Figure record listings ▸
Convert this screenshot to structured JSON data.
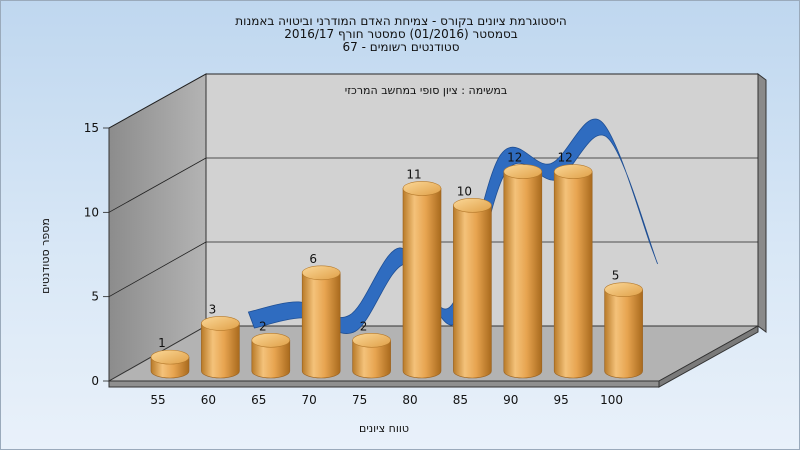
{
  "colors": {
    "background": "#cfe0f2",
    "bar": "#e5a24a",
    "line": "#2f6cc0",
    "back_wall": "#d4d4d4",
    "side_wall": "#a0a0a0",
    "floor": "#b0b0b0"
  },
  "chart_data": {
    "type": "bar",
    "title": [
      "היסטוגרמת ציונים בקורס - צמיחת האדם המודרני וביטויה באמנות",
      "בסמסטר  (01/2016)  סמסטר חורף 2016/17",
      "סטודנטים רשומים - 67"
    ],
    "subtitle": "במשימה : ציון סופי במחשב המרכזי",
    "xlabel": "טווח ציונים",
    "ylabel": "מספר סטודנטים",
    "categories": [
      "55",
      "60",
      "65",
      "70",
      "75",
      "80",
      "85",
      "90",
      "95",
      "100"
    ],
    "values": [
      1,
      3,
      2,
      6,
      2,
      11,
      10,
      12,
      12,
      5
    ],
    "ylim": [
      0,
      15
    ],
    "yticks": [
      "0",
      "5",
      "10",
      "15"
    ],
    "grid": true,
    "curve_series": {
      "type": "line",
      "x": [
        "60",
        "65",
        "70",
        "75",
        "80",
        "85",
        "90",
        "95",
        "100"
      ],
      "values": [
        3.2,
        3.8,
        3.0,
        7.0,
        3.5,
        12.5,
        12.0,
        14.5,
        7.0
      ]
    }
  }
}
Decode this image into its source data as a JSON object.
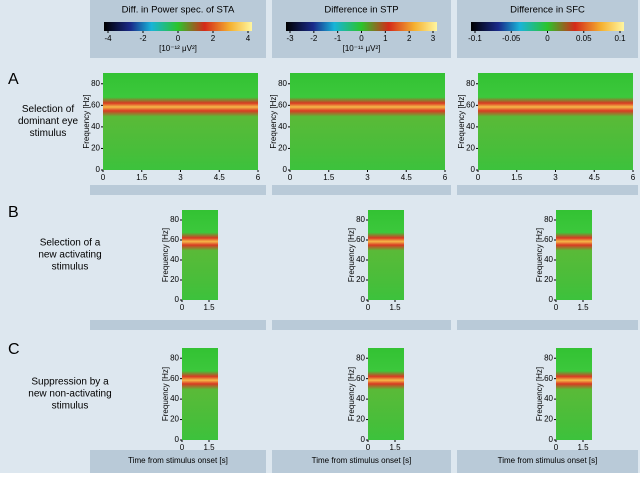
{
  "columns": [
    {
      "title": "Diff. in Power spec. of STA",
      "colorbar_ticks": [
        -4,
        -2,
        0,
        2,
        4
      ],
      "unit": "[10⁻¹² μV²]"
    },
    {
      "title": "Difference in STP",
      "colorbar_ticks": [
        -3,
        -2,
        -1,
        0,
        1,
        2,
        3
      ],
      "unit": "[10⁻¹¹ μV²]"
    },
    {
      "title": "Difference in SFC",
      "colorbar_ticks": [
        -0.1,
        -0.05,
        0,
        0.05,
        0.1
      ]
    }
  ],
  "rows": [
    {
      "letter": "A",
      "label": [
        "Selection of",
        "dominant eye",
        "stimulus"
      ],
      "xlim": [
        0,
        6
      ],
      "xticks": [
        0,
        1.5,
        3,
        4.5,
        6
      ]
    },
    {
      "letter": "B",
      "label": [
        "Selection of a",
        "new activating",
        "stimulus"
      ],
      "xlim": [
        0,
        2
      ],
      "xticks": [
        0,
        1.5
      ]
    },
    {
      "letter": "C",
      "label": [
        "Suppression by a",
        "new non-activating",
        "stimulus"
      ],
      "xlim": [
        0,
        2
      ],
      "xticks": [
        0,
        1.5
      ]
    }
  ],
  "y_axis": {
    "label": "Frequency [Hz]",
    "ylim": [
      0,
      90
    ],
    "yticks": [
      0,
      20,
      40,
      60,
      80
    ]
  },
  "x_axis_label": [
    "Time from stimulus onset [s]",
    "Time from stimulus onset [s]",
    "Time from stimulus onset [s]"
  ]
}
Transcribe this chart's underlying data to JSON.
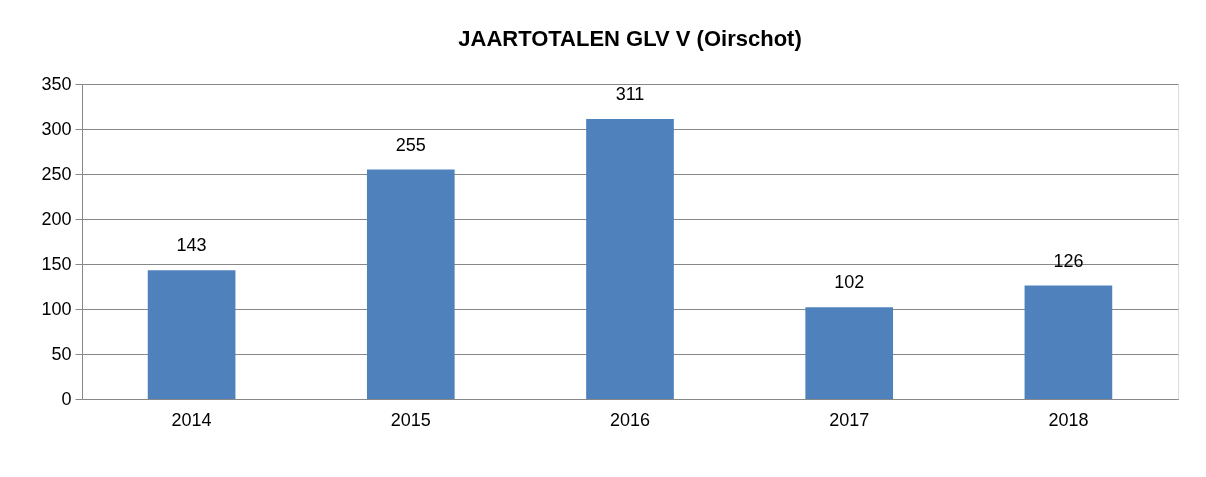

EXERCISE OBJECTIVE ▸ Pictures in the records above are left out; print everything else exactly as written.

EXPECTED ANSWER ▸
Convert this screenshot to structured JSON data.
{
  "colors": {
    "background": "#cfe0f2",
    "bar": "#e5a24a",
    "line": "#2f6cc0",
    "back_wall": "#d4d4d4",
    "side_wall": "#a0a0a0",
    "floor": "#b0b0b0"
  },
  "chart_data": {
    "type": "bar",
    "title": [
      "היסטוגרמת ציונים בקורס - צמיחת האדם המודרני וביטויה באמנות",
      "בסמסטר  (01/2016)  סמסטר חורף 2016/17",
      "סטודנטים רשומים - 67"
    ],
    "subtitle": "במשימה : ציון סופי במחשב המרכזי",
    "xlabel": "טווח ציונים",
    "ylabel": "מספר סטודנטים",
    "categories": [
      "55",
      "60",
      "65",
      "70",
      "75",
      "80",
      "85",
      "90",
      "95",
      "100"
    ],
    "values": [
      1,
      3,
      2,
      6,
      2,
      11,
      10,
      12,
      12,
      5
    ],
    "ylim": [
      0,
      15
    ],
    "yticks": [
      "0",
      "5",
      "10",
      "15"
    ],
    "grid": true,
    "curve_series": {
      "type": "line",
      "x": [
        "60",
        "65",
        "70",
        "75",
        "80",
        "85",
        "90",
        "95",
        "100"
      ],
      "values": [
        3.2,
        3.8,
        3.0,
        7.0,
        3.5,
        12.5,
        12.0,
        14.5,
        7.0
      ]
    }
  }
}
Decode this image into its source data as a JSON object.
{
  "columns": [
    {
      "title": "Diff. in Power spec. of STA",
      "colorbar_ticks": [
        -4,
        -2,
        0,
        2,
        4
      ],
      "unit": "[10⁻¹² μV²]"
    },
    {
      "title": "Difference in STP",
      "colorbar_ticks": [
        -3,
        -2,
        -1,
        0,
        1,
        2,
        3
      ],
      "unit": "[10⁻¹¹ μV²]"
    },
    {
      "title": "Difference in SFC",
      "colorbar_ticks": [
        -0.1,
        -0.05,
        0,
        0.05,
        0.1
      ]
    }
  ],
  "rows": [
    {
      "letter": "A",
      "label": [
        "Selection of",
        "dominant eye",
        "stimulus"
      ],
      "xlim": [
        0,
        6
      ],
      "xticks": [
        0,
        1.5,
        3,
        4.5,
        6
      ]
    },
    {
      "letter": "B",
      "label": [
        "Selection of a",
        "new activating",
        "stimulus"
      ],
      "xlim": [
        0,
        2
      ],
      "xticks": [
        0,
        1.5
      ]
    },
    {
      "letter": "C",
      "label": [
        "Suppression by a",
        "new non-activating",
        "stimulus"
      ],
      "xlim": [
        0,
        2
      ],
      "xticks": [
        0,
        1.5
      ]
    }
  ],
  "y_axis": {
    "label": "Frequency [Hz]",
    "ylim": [
      0,
      90
    ],
    "yticks": [
      0,
      20,
      40,
      60,
      80
    ]
  },
  "x_axis_label": [
    "Time from stimulus onset [s]",
    "Time from stimulus onset [s]",
    "Time from stimulus onset [s]"
  ]
}
Transcribe this chart's underlying data to JSON.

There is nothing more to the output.